INSTRUCTIONS FOR THE TASK: Copy every entry exactly as given, minus the images.

PROVIDED INFORMATION:
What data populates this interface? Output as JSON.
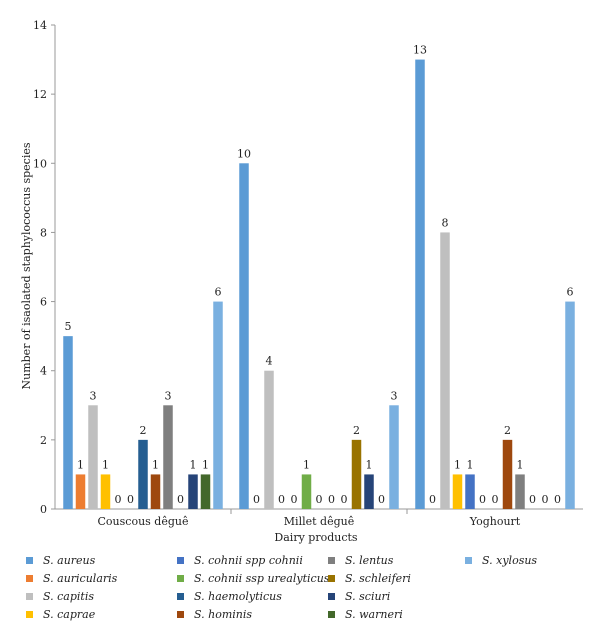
{
  "chart_data": {
    "type": "bar",
    "xlabel": "Dairy products",
    "ylabel": "Number of isaolated staphylococcus species",
    "ylim": [
      0,
      14
    ],
    "yticks": [
      0,
      2,
      4,
      6,
      8,
      10,
      12,
      14
    ],
    "grid": false,
    "legend_position": "bottom",
    "categories": [
      "Couscous dêguê",
      "Millet dêguê",
      "Yoghourt"
    ],
    "series": [
      {
        "name": "S. aureus",
        "color": "#5b9bd5",
        "values": [
          5,
          10,
          13
        ]
      },
      {
        "name": "S. auricularis",
        "color": "#ed7d31",
        "values": [
          1,
          0,
          0
        ]
      },
      {
        "name": "S. capitis",
        "color": "#bfbfbf",
        "values": [
          3,
          4,
          8
        ]
      },
      {
        "name": "S. caprae",
        "color": "#ffc000",
        "values": [
          1,
          0,
          1
        ]
      },
      {
        "name": "S. cohnii spp cohnii",
        "color": "#4472c4",
        "values": [
          0,
          0,
          1
        ]
      },
      {
        "name": "S. cohnii ssp urealyticus",
        "color": "#70ad47",
        "values": [
          0,
          1,
          0
        ]
      },
      {
        "name": "S. haemolyticus",
        "color": "#255e91",
        "values": [
          2,
          0,
          0
        ]
      },
      {
        "name": "S. hominis",
        "color": "#9e480e",
        "values": [
          1,
          0,
          2
        ]
      },
      {
        "name": "S. lentus",
        "color": "#7f7f7f",
        "values": [
          3,
          0,
          1
        ]
      },
      {
        "name": "S. schleiferi",
        "color": "#997300",
        "values": [
          0,
          2,
          0
        ]
      },
      {
        "name": "S. sciuri",
        "color": "#264478",
        "values": [
          1,
          1,
          0
        ]
      },
      {
        "name": "S. warneri",
        "color": "#43682b",
        "values": [
          1,
          0,
          0
        ]
      },
      {
        "name": "S. xylosus",
        "color": "#7ab0e0",
        "values": [
          6,
          3,
          6
        ]
      }
    ]
  }
}
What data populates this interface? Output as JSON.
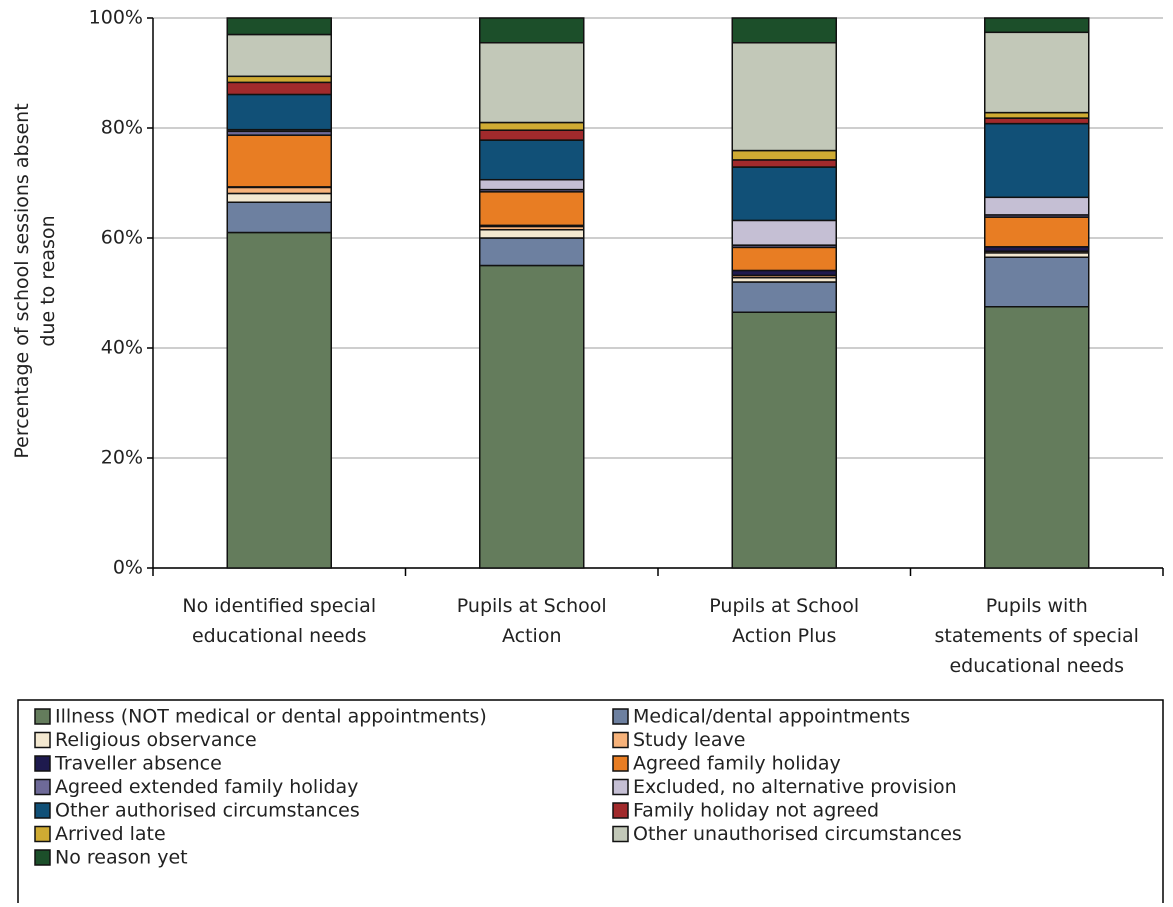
{
  "chart_data": {
    "type": "stacked_bar",
    "ylabel": "Percentage of school sessions absent\ndue to reason",
    "categories": [
      "No identified special\neducational needs",
      "Pupils at School\nAction",
      "Pupils at School\nAction Plus",
      "Pupils with\nstatements of special\neducational needs"
    ],
    "ylim": [
      0,
      100
    ],
    "yticks": [
      {
        "value": 0,
        "label": "0%"
      },
      {
        "value": 20,
        "label": "20%"
      },
      {
        "value": 40,
        "label": "40%"
      },
      {
        "value": 60,
        "label": "60%"
      },
      {
        "value": 80,
        "label": "80%"
      },
      {
        "value": 100,
        "label": "100%"
      }
    ],
    "grid": true,
    "legend": "bottom",
    "series": [
      {
        "name": "Illness (NOT medical or dental appointments)",
        "color": "#647c5c",
        "values": [
          61,
          55,
          46.5,
          47.5
        ]
      },
      {
        "name": "Medical/dental appointments",
        "color": "#6d80a0",
        "values": [
          5.5,
          5,
          5.5,
          9
        ]
      },
      {
        "name": "Religious observance",
        "color": "#f3e8d0",
        "values": [
          1.6,
          1.5,
          0.8,
          0.8
        ]
      },
      {
        "name": "Study leave",
        "color": "#f6b27a",
        "values": [
          1.1,
          0.6,
          0.4,
          0.3
        ]
      },
      {
        "name": "Traveller absence",
        "color": "#1e1a4e",
        "values": [
          0.1,
          0.2,
          0.9,
          0.8
        ]
      },
      {
        "name": "Agreed family holiday",
        "color": "#e87d23",
        "values": [
          9.4,
          6.1,
          4.2,
          5.4
        ]
      },
      {
        "name": "Agreed extended family holiday",
        "color": "#6e6a98",
        "values": [
          0.7,
          0.4,
          0.4,
          0.4
        ]
      },
      {
        "name": "Excluded, no alternative provision",
        "color": "#c5bfd4",
        "values": [
          0.3,
          1.8,
          4.5,
          3.2
        ]
      },
      {
        "name": "Other authorised circumstances",
        "color": "#115077",
        "values": [
          6.4,
          7.2,
          9.7,
          13.4
        ]
      },
      {
        "name": "Family holiday not agreed",
        "color": "#a12a2c",
        "values": [
          2.2,
          1.8,
          1.3,
          1.0
        ]
      },
      {
        "name": "Arrived late",
        "color": "#cfab33",
        "values": [
          1.1,
          1.4,
          1.7,
          1.0
        ]
      },
      {
        "name": "Other unauthorised circumstances",
        "color": "#c2c8b8",
        "values": [
          7.6,
          14.5,
          19.6,
          14.6
        ]
      },
      {
        "name": "No reason yet",
        "color": "#1c4f2a",
        "values": [
          3.0,
          4.5,
          4.5,
          2.6
        ]
      }
    ]
  }
}
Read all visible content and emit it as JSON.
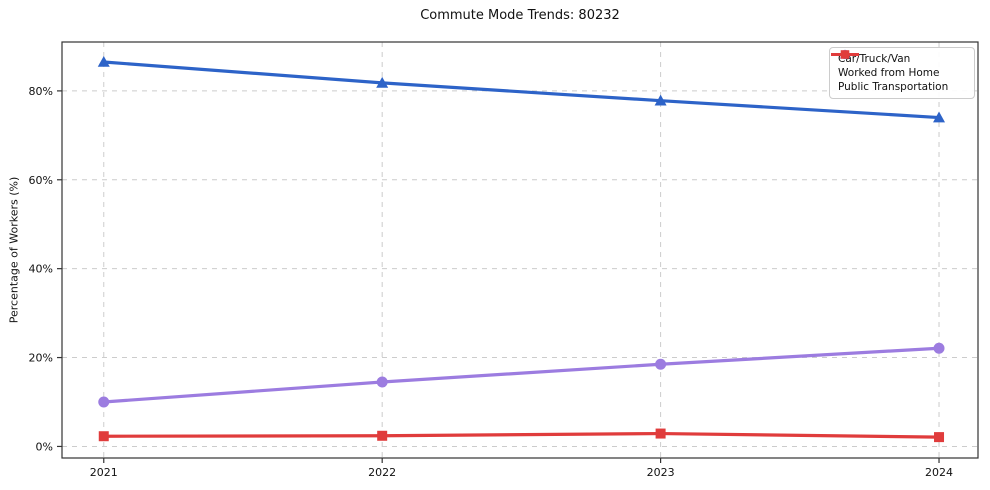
{
  "title": "Commute Mode Trends: 80232",
  "chart_data": {
    "type": "line",
    "title": "Commute Mode Trends: 80232",
    "xlabel": "",
    "ylabel": "Percentage of Workers (%)",
    "x": [
      2021,
      2022,
      2023,
      2024
    ],
    "x_tick_labels": [
      "2021",
      "2022",
      "2023",
      "2024"
    ],
    "series": [
      {
        "name": "Car/Truck/Van",
        "values": [
          86.5,
          81.8,
          77.8,
          74.0
        ],
        "color": "#2d63c8",
        "marker": "triangle"
      },
      {
        "name": "Worked from Home",
        "values": [
          10.0,
          14.5,
          18.5,
          22.1
        ],
        "color": "#9c7ce0",
        "marker": "circle"
      },
      {
        "name": "Public Transportation",
        "values": [
          2.3,
          2.4,
          2.9,
          2.1
        ],
        "color": "#e03c3c",
        "marker": "square"
      }
    ],
    "yticks": [
      0,
      20,
      40,
      60,
      80
    ],
    "ytick_labels": [
      "0%",
      "20%",
      "40%",
      "60%",
      "80%"
    ],
    "ylim": [
      -2.6,
      91.0
    ],
    "xlim": [
      2020.85,
      2024.14
    ],
    "grid": true,
    "grid_style": "dashed",
    "legend_position": "upper right"
  },
  "colors": {
    "grid": "#cccccc",
    "spine": "#333333",
    "text": "#111111",
    "background": "#ffffff"
  }
}
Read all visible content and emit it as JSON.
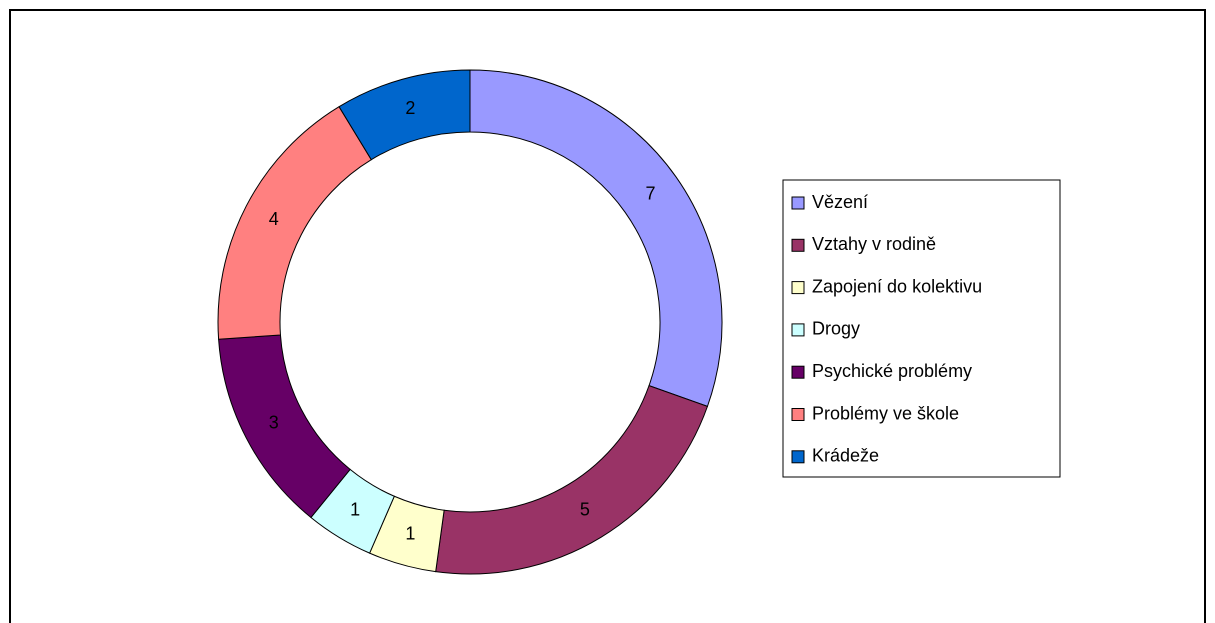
{
  "chart_data": {
    "type": "donut",
    "categories": [
      "Vězení",
      "Vztahy v rodině",
      "Zapojení do kolektivu",
      "Drogy",
      "Psychické problémy",
      "Problémy ve škole",
      "Krádeže"
    ],
    "values": [
      7,
      5,
      1,
      1,
      3,
      4,
      2
    ],
    "colors": [
      "#9999ff",
      "#993366",
      "#ffffcc",
      "#ccffff",
      "#660066",
      "#ff8080",
      "#0066cc"
    ],
    "legend": "right"
  }
}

ANSWER BELOW:
What data populates this interface? Output as JSON.
{
  "chart_data": {
    "type": "bar",
    "xlabel": "Dairy products",
    "ylabel": "Number of isaolated staphylococcus species",
    "ylim": [
      0,
      14
    ],
    "yticks": [
      0,
      2,
      4,
      6,
      8,
      10,
      12,
      14
    ],
    "grid": false,
    "legend_position": "bottom",
    "categories": [
      "Couscous dêguê",
      "Millet dêguê",
      "Yoghourt"
    ],
    "series": [
      {
        "name": "S. aureus",
        "color": "#5b9bd5",
        "values": [
          5,
          10,
          13
        ]
      },
      {
        "name": "S. auricularis",
        "color": "#ed7d31",
        "values": [
          1,
          0,
          0
        ]
      },
      {
        "name": "S. capitis",
        "color": "#bfbfbf",
        "values": [
          3,
          4,
          8
        ]
      },
      {
        "name": "S. caprae",
        "color": "#ffc000",
        "values": [
          1,
          0,
          1
        ]
      },
      {
        "name": "S. cohnii spp cohnii",
        "color": "#4472c4",
        "values": [
          0,
          0,
          1
        ]
      },
      {
        "name": "S. cohnii ssp urealyticus",
        "color": "#70ad47",
        "values": [
          0,
          1,
          0
        ]
      },
      {
        "name": "S. haemolyticus",
        "color": "#255e91",
        "values": [
          2,
          0,
          0
        ]
      },
      {
        "name": "S. hominis",
        "color": "#9e480e",
        "values": [
          1,
          0,
          2
        ]
      },
      {
        "name": "S. lentus",
        "color": "#7f7f7f",
        "values": [
          3,
          0,
          1
        ]
      },
      {
        "name": "S. schleiferi",
        "color": "#997300",
        "values": [
          0,
          2,
          0
        ]
      },
      {
        "name": "S. sciuri",
        "color": "#264478",
        "values": [
          1,
          1,
          0
        ]
      },
      {
        "name": "S. warneri",
        "color": "#43682b",
        "values": [
          1,
          0,
          0
        ]
      },
      {
        "name": "S. xylosus",
        "color": "#7ab0e0",
        "values": [
          6,
          3,
          6
        ]
      }
    ]
  }
}
What data populates this interface? Output as JSON.
{
  "chart_data": {
    "type": "stacked_bar",
    "ylabel": "Percentage of school sessions absent\ndue to reason",
    "categories": [
      "No identified special\neducational needs",
      "Pupils at School\nAction",
      "Pupils at School\nAction Plus",
      "Pupils with\nstatements of special\neducational needs"
    ],
    "ylim": [
      0,
      100
    ],
    "yticks": [
      {
        "value": 0,
        "label": "0%"
      },
      {
        "value": 20,
        "label": "20%"
      },
      {
        "value": 40,
        "label": "40%"
      },
      {
        "value": 60,
        "label": "60%"
      },
      {
        "value": 80,
        "label": "80%"
      },
      {
        "value": 100,
        "label": "100%"
      }
    ],
    "grid": true,
    "legend": "bottom",
    "series": [
      {
        "name": "Illness (NOT medical or dental appointments)",
        "color": "#647c5c",
        "values": [
          61,
          55,
          46.5,
          47.5
        ]
      },
      {
        "name": "Medical/dental appointments",
        "color": "#6d80a0",
        "values": [
          5.5,
          5,
          5.5,
          9
        ]
      },
      {
        "name": "Religious observance",
        "color": "#f3e8d0",
        "values": [
          1.6,
          1.5,
          0.8,
          0.8
        ]
      },
      {
        "name": "Study leave",
        "color": "#f6b27a",
        "values": [
          1.1,
          0.6,
          0.4,
          0.3
        ]
      },
      {
        "name": "Traveller absence",
        "color": "#1e1a4e",
        "values": [
          0.1,
          0.2,
          0.9,
          0.8
        ]
      },
      {
        "name": "Agreed family holiday",
        "color": "#e87d23",
        "values": [
          9.4,
          6.1,
          4.2,
          5.4
        ]
      },
      {
        "name": "Agreed extended family holiday",
        "color": "#6e6a98",
        "values": [
          0.7,
          0.4,
          0.4,
          0.4
        ]
      },
      {
        "name": "Excluded, no alternative provision",
        "color": "#c5bfd4",
        "values": [
          0.3,
          1.8,
          4.5,
          3.2
        ]
      },
      {
        "name": "Other authorised circumstances",
        "color": "#115077",
        "values": [
          6.4,
          7.2,
          9.7,
          13.4
        ]
      },
      {
        "name": "Family holiday not agreed",
        "color": "#a12a2c",
        "values": [
          2.2,
          1.8,
          1.3,
          1.0
        ]
      },
      {
        "name": "Arrived late",
        "color": "#cfab33",
        "values": [
          1.1,
          1.4,
          1.7,
          1.0
        ]
      },
      {
        "name": "Other unauthorised circumstances",
        "color": "#c2c8b8",
        "values": [
          7.6,
          14.5,
          19.6,
          14.6
        ]
      },
      {
        "name": "No reason yet",
        "color": "#1c4f2a",
        "values": [
          3.0,
          4.5,
          4.5,
          2.6
        ]
      }
    ]
  }
}
Read all visible content and emit it as JSON.
{
  "title": "Commute Mode Trends: 80232",
  "chart_data": {
    "type": "line",
    "title": "Commute Mode Trends: 80232",
    "xlabel": "",
    "ylabel": "Percentage of Workers (%)",
    "x": [
      2021,
      2022,
      2023,
      2024
    ],
    "x_tick_labels": [
      "2021",
      "2022",
      "2023",
      "2024"
    ],
    "series": [
      {
        "name": "Car/Truck/Van",
        "values": [
          86.5,
          81.8,
          77.8,
          74.0
        ],
        "color": "#2d63c8",
        "marker": "triangle"
      },
      {
        "name": "Worked from Home",
        "values": [
          10.0,
          14.5,
          18.5,
          22.1
        ],
        "color": "#9c7ce0",
        "marker": "circle"
      },
      {
        "name": "Public Transportation",
        "values": [
          2.3,
          2.4,
          2.9,
          2.1
        ],
        "color": "#e03c3c",
        "marker": "square"
      }
    ],
    "yticks": [
      0,
      20,
      40,
      60,
      80
    ],
    "ytick_labels": [
      "0%",
      "20%",
      "40%",
      "60%",
      "80%"
    ],
    "ylim": [
      -2.6,
      91.0
    ],
    "xlim": [
      2020.85,
      2024.14
    ],
    "grid": true,
    "grid_style": "dashed",
    "legend_position": "upper right"
  },
  "colors": {
    "grid": "#cccccc",
    "spine": "#333333",
    "text": "#111111",
    "background": "#ffffff"
  }
}
Read all visible content and emit it as JSON.
{
  "chart_data": {
    "type": "donut",
    "categories": [
      "Vězení",
      "Vztahy v rodině",
      "Zapojení do kolektivu",
      "Drogy",
      "Psychické problémy",
      "Problémy ve škole",
      "Krádeže"
    ],
    "values": [
      7,
      5,
      1,
      1,
      3,
      4,
      2
    ],
    "colors": [
      "#9999ff",
      "#993366",
      "#ffffcc",
      "#ccffff",
      "#660066",
      "#ff8080",
      "#0066cc"
    ],
    "legend": "right"
  }
}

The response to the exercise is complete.